■ **WHAT THE EXERCISE ASKS**: Quote all of the data that follows exactly as written, skipping the images.

# # #

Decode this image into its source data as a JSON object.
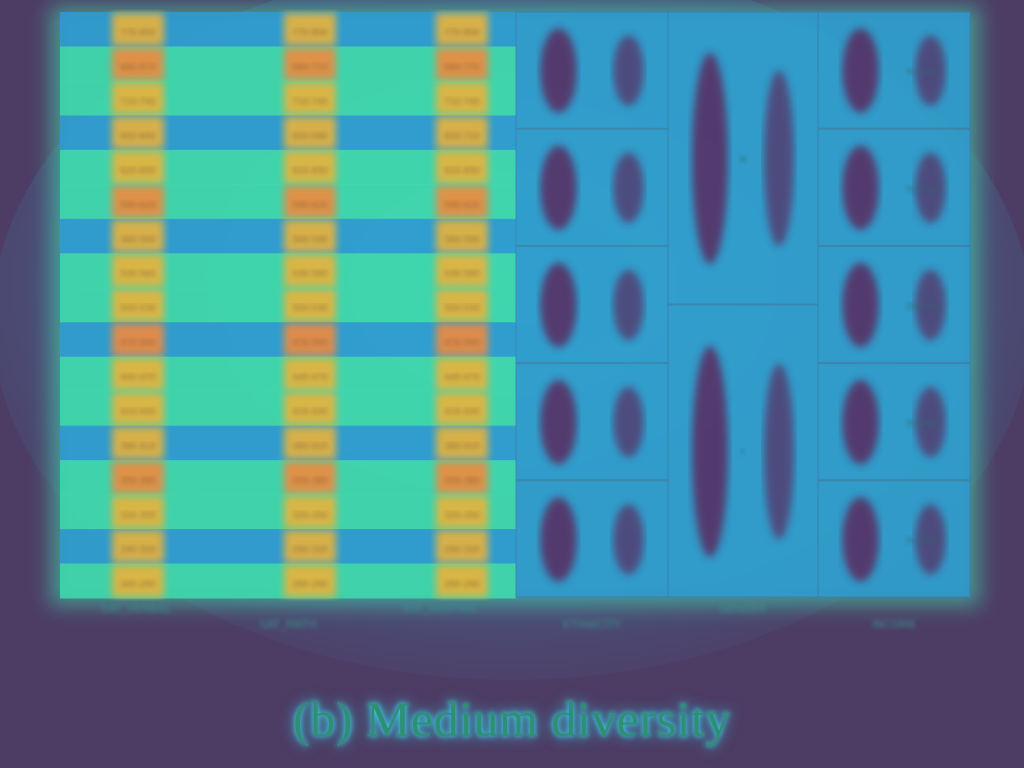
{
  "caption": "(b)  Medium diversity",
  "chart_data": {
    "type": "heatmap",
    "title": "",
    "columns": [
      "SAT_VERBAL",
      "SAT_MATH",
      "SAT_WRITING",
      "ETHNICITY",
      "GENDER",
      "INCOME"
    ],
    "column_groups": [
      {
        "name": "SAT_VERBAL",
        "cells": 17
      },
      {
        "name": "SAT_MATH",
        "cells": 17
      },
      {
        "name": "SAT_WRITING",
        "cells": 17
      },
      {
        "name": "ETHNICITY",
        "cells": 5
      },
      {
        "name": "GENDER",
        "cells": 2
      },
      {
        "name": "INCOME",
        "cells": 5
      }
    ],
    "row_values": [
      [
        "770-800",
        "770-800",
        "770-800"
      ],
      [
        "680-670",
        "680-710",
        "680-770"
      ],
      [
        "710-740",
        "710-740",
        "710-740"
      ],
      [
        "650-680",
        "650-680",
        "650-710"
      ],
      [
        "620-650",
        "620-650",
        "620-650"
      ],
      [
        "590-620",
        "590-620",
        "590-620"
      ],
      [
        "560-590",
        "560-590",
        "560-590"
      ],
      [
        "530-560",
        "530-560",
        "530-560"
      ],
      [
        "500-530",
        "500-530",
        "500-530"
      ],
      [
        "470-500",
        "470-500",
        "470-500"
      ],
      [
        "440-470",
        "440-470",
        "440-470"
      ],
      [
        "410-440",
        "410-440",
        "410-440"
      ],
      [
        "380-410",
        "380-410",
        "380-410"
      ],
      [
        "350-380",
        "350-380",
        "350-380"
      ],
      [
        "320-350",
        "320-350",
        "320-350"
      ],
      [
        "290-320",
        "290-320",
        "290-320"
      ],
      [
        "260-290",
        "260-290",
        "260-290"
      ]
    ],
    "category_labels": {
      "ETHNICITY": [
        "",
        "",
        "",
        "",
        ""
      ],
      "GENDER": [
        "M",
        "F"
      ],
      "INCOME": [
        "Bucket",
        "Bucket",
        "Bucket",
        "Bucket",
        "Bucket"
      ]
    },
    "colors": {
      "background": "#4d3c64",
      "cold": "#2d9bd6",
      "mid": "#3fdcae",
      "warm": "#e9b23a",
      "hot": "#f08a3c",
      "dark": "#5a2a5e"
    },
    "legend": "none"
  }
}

# # #

■ **RESULT OF THE TASK**:
Decode this image into its source data as a JSON object.
{
  "caption": "(b)  Medium diversity",
  "chart_data": {
    "type": "heatmap",
    "title": "",
    "columns": [
      "SAT_VERBAL",
      "SAT_MATH",
      "SAT_WRITING",
      "ETHNICITY",
      "GENDER",
      "INCOME"
    ],
    "column_groups": [
      {
        "name": "SAT_VERBAL",
        "cells": 17
      },
      {
        "name": "SAT_MATH",
        "cells": 17
      },
      {
        "name": "SAT_WRITING",
        "cells": 17
      },
      {
        "name": "ETHNICITY",
        "cells": 5
      },
      {
        "name": "GENDER",
        "cells": 2
      },
      {
        "name": "INCOME",
        "cells": 5
      }
    ],
    "row_values": [
      [
        "770-800",
        "770-800",
        "770-800"
      ],
      [
        "680-670",
        "680-710",
        "680-770"
      ],
      [
        "710-740",
        "710-740",
        "710-740"
      ],
      [
        "650-680",
        "650-680",
        "650-710"
      ],
      [
        "620-650",
        "620-650",
        "620-650"
      ],
      [
        "590-620",
        "590-620",
        "590-620"
      ],
      [
        "560-590",
        "560-590",
        "560-590"
      ],
      [
        "530-560",
        "530-560",
        "530-560"
      ],
      [
        "500-530",
        "500-530",
        "500-530"
      ],
      [
        "470-500",
        "470-500",
        "470-500"
      ],
      [
        "440-470",
        "440-470",
        "440-470"
      ],
      [
        "410-440",
        "410-440",
        "410-440"
      ],
      [
        "380-410",
        "380-410",
        "380-410"
      ],
      [
        "350-380",
        "350-380",
        "350-380"
      ],
      [
        "320-350",
        "320-350",
        "320-350"
      ],
      [
        "290-320",
        "290-320",
        "290-320"
      ],
      [
        "260-290",
        "260-290",
        "260-290"
      ]
    ],
    "category_labels": {
      "ETHNICITY": [
        "",
        "",
        "",
        "",
        ""
      ],
      "GENDER": [
        "M",
        "F"
      ],
      "INCOME": [
        "Bucket",
        "Bucket",
        "Bucket",
        "Bucket",
        "Bucket"
      ]
    },
    "colors": {
      "background": "#4d3c64",
      "cold": "#2d9bd6",
      "mid": "#3fdcae",
      "warm": "#e9b23a",
      "hot": "#f08a3c",
      "dark": "#5a2a5e"
    },
    "legend": "none"
  }
}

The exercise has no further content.